**Task brief:**
Check each line of the material below for "リターン", then copy the ones that contain it.

Records that describe figures
_ _ _
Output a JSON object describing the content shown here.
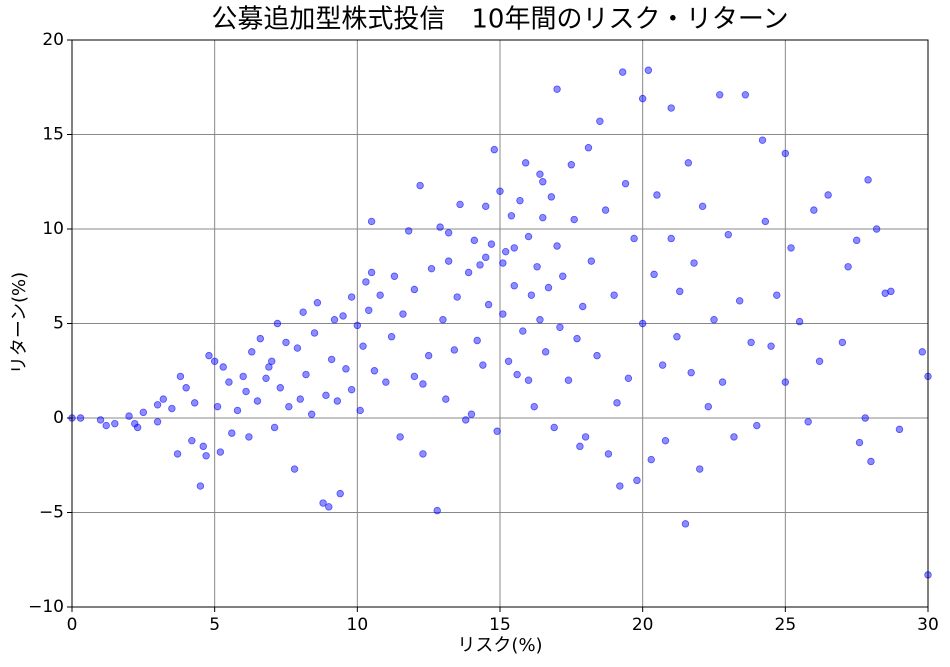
{
  "chart_data": {
    "type": "scatter",
    "title": "公募追加型株式投信　10年間のリスク・リターン",
    "xlabel": "リスク(%)",
    "ylabel": "リターン(%)",
    "color": "#0000ff",
    "grid": true,
    "xlim": [
      0,
      30
    ],
    "ylim": [
      -10,
      20
    ],
    "xticks": [
      0,
      5,
      10,
      15,
      20,
      25,
      30
    ],
    "yticks": [
      {
        "value": -10,
        "label": "−10"
      },
      {
        "value": -5,
        "label": "−5"
      },
      0,
      5,
      10,
      15,
      20
    ],
    "x": [
      0,
      0.3,
      1,
      1.2,
      1.5,
      2,
      2.2,
      2.3,
      2.5,
      3,
      3.2,
      3.5,
      3.7,
      3.8,
      4,
      4.2,
      4.3,
      4.5,
      4.6,
      4.7,
      4.8,
      5,
      5.1,
      5.2,
      5.3,
      5.5,
      5.6,
      5.8,
      6,
      6.1,
      6.2,
      6.3,
      6.5,
      6.6,
      6.8,
      7,
      7.1,
      7.2,
      7.3,
      7.5,
      7.6,
      7.8,
      7.9,
      8,
      8.1,
      8.2,
      8.4,
      8.5,
      8.6,
      8.8,
      8.9,
      9,
      9.1,
      9.2,
      9.3,
      9.4,
      9.5,
      9.6,
      9.8,
      10,
      10.1,
      10.2,
      10.3,
      10.4,
      10.5,
      10.5,
      10.6,
      10.8,
      11,
      11.2,
      11.3,
      11.5,
      11.6,
      11.8,
      12,
      12,
      12.2,
      12.3,
      12.5,
      12.6,
      12.8,
      12.9,
      13,
      13.1,
      13.2,
      13.4,
      13.5,
      13.6,
      13.8,
      13.9,
      14,
      14.1,
      14.2,
      14.3,
      14.4,
      14.5,
      14.5,
      14.6,
      14.7,
      14.8,
      14.9,
      15,
      15.1,
      15.2,
      15.3,
      15.4,
      15.5,
      15.5,
      15.6,
      15.7,
      15.8,
      15.9,
      16,
      16,
      16.1,
      16.2,
      16.3,
      16.4,
      16.5,
      16.5,
      16.6,
      16.7,
      16.8,
      16.9,
      17,
      17,
      17.1,
      17.2,
      17.4,
      17.5,
      17.6,
      17.8,
      17.9,
      18,
      18.1,
      18.2,
      18.4,
      18.5,
      18.7,
      18.8,
      19,
      19.1,
      19.2,
      19.3,
      19.4,
      19.5,
      19.7,
      19.8,
      20,
      20,
      20.2,
      20.3,
      20.4,
      20.5,
      20.7,
      20.8,
      21,
      21,
      21.2,
      21.3,
      21.5,
      21.6,
      21.7,
      21.8,
      22,
      22.1,
      22.3,
      22.5,
      22.7,
      22.8,
      23,
      23.2,
      23.4,
      23.6,
      23.8,
      24,
      24.2,
      24.3,
      24.5,
      24.7,
      25,
      25,
      25.2,
      25.5,
      25.8,
      26,
      26.2,
      26.5,
      27,
      27.2,
      27.5,
      27.6,
      27.8,
      27.9,
      28,
      28.2,
      28.5,
      28.7,
      29,
      29.8,
      30,
      30,
      9.8,
      6.9,
      3,
      12.3,
      15.1,
      16.4,
      13.2,
      17.7
    ],
    "values": [
      0,
      0,
      -0.1,
      -0.4,
      -0.3,
      0.1,
      -0.3,
      -0.5,
      0.3,
      -0.2,
      1,
      0.5,
      -1.9,
      2.2,
      1.6,
      -1.2,
      0.8,
      -3.6,
      -1.5,
      -2,
      3.3,
      3,
      0.6,
      -1.8,
      2.7,
      1.9,
      -0.8,
      0.4,
      2.2,
      1.4,
      -1,
      3.5,
      0.9,
      4.2,
      2.1,
      3,
      -0.5,
      5,
      1.6,
      4,
      0.6,
      -2.7,
      3.7,
      1,
      5.6,
      2.3,
      0.2,
      4.5,
      6.1,
      -4.5,
      1.2,
      -4.7,
      3.1,
      5.2,
      0.9,
      -4,
      5.4,
      2.6,
      6.4,
      4.9,
      0.4,
      3.8,
      7.2,
      5.7,
      7.7,
      10.4,
      2.5,
      6.5,
      1.9,
      4.3,
      7.5,
      -1,
      5.5,
      9.9,
      2.2,
      6.8,
      12.3,
      -1.9,
      3.3,
      7.9,
      -4.9,
      10.1,
      5.2,
      1,
      8.3,
      3.6,
      6.4,
      11.3,
      -0.1,
      7.7,
      0.2,
      9.4,
      4.1,
      8.1,
      2.8,
      8.5,
      11.2,
      6,
      9.2,
      14.2,
      -0.7,
      12,
      5.5,
      8.8,
      3,
      10.7,
      9,
      7,
      2.3,
      11.5,
      4.6,
      13.5,
      2,
      9.6,
      6.5,
      0.6,
      8,
      5.2,
      12.5,
      10.6,
      3.5,
      6.9,
      11.7,
      -0.5,
      17.4,
      9.1,
      4.8,
      7.5,
      2,
      13.4,
      10.5,
      -1.5,
      5.9,
      -1,
      14.3,
      8.3,
      3.3,
      15.7,
      11,
      -1.9,
      6.5,
      0.8,
      -3.6,
      18.3,
      12.4,
      2.1,
      9.5,
      -3.3,
      5,
      16.9,
      18.4,
      -2.2,
      7.6,
      11.8,
      2.8,
      -1.2,
      16.4,
      9.5,
      4.3,
      6.7,
      -5.6,
      13.5,
      2.4,
      8.2,
      -2.7,
      11.2,
      0.6,
      5.2,
      17.1,
      1.9,
      9.7,
      -1,
      6.2,
      17.1,
      4,
      -0.4,
      14.7,
      10.4,
      3.8,
      6.5,
      14,
      1.9,
      9,
      5.1,
      -0.2,
      11,
      3,
      11.8,
      4,
      8,
      9.4,
      -1.3,
      0,
      12.6,
      -2.3,
      10,
      6.6,
      6.7,
      -0.6,
      3.5,
      2.2,
      -8.3,
      1.5,
      2.7,
      0.7,
      1.8,
      8.2,
      12.9,
      9.8,
      4.2
    ]
  }
}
_ _ _
**Solution for this problem:**
    "title": "公募追加型株式投信　10年間のリスク・リターン",
    "ylabel": "リターン(%)",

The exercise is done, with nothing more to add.